Find how many lines hold the word "Processing" and give that number only.

★ ★ ★ ★

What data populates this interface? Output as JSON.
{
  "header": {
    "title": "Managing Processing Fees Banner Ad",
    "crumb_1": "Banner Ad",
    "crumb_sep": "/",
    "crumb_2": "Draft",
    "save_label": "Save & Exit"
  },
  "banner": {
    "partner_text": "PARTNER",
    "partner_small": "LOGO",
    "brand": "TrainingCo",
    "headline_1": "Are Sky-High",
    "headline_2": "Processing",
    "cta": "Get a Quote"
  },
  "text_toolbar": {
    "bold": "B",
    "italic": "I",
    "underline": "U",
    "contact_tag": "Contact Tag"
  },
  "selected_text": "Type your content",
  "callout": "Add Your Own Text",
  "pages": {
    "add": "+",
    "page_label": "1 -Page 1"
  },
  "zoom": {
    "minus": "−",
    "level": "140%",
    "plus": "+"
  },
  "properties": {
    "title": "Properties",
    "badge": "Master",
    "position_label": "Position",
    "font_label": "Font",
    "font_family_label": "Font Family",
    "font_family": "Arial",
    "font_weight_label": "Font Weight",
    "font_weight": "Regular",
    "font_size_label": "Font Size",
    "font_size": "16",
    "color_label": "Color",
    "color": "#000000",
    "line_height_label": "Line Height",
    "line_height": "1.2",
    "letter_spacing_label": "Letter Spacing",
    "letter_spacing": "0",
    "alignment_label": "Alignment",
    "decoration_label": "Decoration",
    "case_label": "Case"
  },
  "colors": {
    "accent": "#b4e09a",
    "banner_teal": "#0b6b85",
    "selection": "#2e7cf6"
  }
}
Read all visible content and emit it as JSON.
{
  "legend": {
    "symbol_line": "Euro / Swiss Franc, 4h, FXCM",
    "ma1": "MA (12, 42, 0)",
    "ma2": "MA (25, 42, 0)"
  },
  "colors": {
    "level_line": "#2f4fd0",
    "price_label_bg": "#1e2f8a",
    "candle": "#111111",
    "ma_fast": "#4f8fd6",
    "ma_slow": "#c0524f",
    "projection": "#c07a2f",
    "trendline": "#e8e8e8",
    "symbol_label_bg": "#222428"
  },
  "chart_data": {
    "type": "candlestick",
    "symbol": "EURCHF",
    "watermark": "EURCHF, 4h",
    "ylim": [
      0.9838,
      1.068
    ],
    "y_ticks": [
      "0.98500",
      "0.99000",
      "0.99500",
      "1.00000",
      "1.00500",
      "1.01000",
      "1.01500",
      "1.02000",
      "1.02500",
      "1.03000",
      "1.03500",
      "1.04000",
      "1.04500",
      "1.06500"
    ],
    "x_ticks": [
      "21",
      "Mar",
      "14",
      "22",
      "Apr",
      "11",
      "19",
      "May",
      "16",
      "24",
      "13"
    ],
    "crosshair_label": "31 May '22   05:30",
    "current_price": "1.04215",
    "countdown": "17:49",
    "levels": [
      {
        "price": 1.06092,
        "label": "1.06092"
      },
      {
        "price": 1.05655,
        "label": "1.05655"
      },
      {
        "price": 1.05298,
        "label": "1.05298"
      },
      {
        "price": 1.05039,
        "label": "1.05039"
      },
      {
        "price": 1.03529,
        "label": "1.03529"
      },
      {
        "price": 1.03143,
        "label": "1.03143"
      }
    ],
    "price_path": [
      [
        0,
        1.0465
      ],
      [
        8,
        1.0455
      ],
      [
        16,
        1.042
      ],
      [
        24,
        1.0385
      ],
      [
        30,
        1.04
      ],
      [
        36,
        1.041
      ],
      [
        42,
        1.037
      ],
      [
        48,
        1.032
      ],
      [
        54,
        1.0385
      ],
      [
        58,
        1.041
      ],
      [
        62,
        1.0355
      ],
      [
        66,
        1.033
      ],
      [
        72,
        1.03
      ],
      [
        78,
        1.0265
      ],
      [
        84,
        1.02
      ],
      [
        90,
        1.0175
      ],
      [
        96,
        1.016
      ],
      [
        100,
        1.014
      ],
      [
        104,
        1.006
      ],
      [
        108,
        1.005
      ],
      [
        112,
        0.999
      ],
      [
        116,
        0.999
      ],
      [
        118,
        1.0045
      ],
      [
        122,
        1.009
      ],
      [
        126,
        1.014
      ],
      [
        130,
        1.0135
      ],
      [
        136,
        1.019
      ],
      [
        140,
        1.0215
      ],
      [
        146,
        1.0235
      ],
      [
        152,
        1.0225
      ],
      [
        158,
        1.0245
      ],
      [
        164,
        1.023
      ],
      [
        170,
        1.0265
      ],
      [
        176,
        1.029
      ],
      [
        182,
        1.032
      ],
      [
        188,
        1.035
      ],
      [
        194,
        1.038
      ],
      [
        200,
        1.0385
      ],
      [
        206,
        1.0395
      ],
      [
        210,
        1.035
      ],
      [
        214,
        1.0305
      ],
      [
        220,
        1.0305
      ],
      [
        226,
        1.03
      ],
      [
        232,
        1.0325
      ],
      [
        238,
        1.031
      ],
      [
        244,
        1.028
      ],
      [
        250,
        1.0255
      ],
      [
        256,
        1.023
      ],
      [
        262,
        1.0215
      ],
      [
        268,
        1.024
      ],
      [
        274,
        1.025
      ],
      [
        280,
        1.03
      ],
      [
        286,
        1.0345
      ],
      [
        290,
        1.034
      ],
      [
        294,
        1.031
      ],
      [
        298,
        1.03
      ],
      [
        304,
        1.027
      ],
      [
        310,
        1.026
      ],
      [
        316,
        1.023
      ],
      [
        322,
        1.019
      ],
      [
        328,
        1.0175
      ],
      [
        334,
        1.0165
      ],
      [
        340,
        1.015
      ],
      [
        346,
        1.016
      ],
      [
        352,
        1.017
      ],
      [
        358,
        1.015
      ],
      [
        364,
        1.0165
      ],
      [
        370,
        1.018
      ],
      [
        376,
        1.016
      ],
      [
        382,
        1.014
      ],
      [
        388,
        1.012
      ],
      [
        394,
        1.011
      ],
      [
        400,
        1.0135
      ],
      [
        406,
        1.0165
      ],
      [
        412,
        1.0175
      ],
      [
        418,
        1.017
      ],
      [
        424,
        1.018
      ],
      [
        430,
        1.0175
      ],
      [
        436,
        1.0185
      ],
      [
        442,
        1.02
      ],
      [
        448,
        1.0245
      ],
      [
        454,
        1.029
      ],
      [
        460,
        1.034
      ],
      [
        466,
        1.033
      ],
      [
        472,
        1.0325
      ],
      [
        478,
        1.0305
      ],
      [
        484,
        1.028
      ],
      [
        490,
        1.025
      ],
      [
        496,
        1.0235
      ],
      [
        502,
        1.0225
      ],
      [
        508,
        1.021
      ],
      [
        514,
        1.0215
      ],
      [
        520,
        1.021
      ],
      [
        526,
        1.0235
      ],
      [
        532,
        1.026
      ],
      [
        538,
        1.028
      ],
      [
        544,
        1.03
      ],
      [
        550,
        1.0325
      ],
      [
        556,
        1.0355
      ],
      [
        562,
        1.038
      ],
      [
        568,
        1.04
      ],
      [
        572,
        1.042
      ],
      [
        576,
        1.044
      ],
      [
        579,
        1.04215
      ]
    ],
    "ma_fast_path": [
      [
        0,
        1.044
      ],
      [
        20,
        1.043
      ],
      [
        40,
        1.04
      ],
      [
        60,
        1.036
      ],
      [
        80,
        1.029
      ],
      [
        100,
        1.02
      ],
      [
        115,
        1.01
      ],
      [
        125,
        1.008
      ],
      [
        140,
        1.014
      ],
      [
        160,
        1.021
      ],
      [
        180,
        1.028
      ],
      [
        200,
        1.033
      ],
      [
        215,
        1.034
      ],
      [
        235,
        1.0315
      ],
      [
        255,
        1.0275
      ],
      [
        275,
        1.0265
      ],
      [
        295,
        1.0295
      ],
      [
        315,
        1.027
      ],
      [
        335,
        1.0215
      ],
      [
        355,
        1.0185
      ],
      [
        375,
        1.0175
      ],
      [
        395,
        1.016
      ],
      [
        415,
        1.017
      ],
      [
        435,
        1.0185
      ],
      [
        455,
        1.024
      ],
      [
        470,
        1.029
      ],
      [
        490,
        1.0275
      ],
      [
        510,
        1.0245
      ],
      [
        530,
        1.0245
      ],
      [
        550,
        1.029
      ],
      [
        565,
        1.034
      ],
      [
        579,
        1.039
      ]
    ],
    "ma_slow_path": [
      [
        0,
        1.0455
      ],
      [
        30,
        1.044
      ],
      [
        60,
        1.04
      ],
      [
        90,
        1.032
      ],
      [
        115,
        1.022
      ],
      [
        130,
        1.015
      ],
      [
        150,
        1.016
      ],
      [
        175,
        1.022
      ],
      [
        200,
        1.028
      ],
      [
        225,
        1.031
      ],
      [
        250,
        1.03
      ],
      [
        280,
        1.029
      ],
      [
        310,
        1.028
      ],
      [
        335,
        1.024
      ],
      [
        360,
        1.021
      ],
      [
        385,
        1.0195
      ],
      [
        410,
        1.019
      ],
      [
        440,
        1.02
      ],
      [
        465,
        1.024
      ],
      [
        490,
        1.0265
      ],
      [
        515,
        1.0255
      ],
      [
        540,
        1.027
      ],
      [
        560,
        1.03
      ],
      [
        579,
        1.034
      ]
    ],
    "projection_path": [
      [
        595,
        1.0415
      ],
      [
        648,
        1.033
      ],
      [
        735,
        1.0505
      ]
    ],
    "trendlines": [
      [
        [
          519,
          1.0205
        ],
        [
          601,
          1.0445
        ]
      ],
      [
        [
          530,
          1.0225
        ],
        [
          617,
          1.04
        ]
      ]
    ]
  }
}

★ ★ ★ ★

--- TASK ANSWER ---
2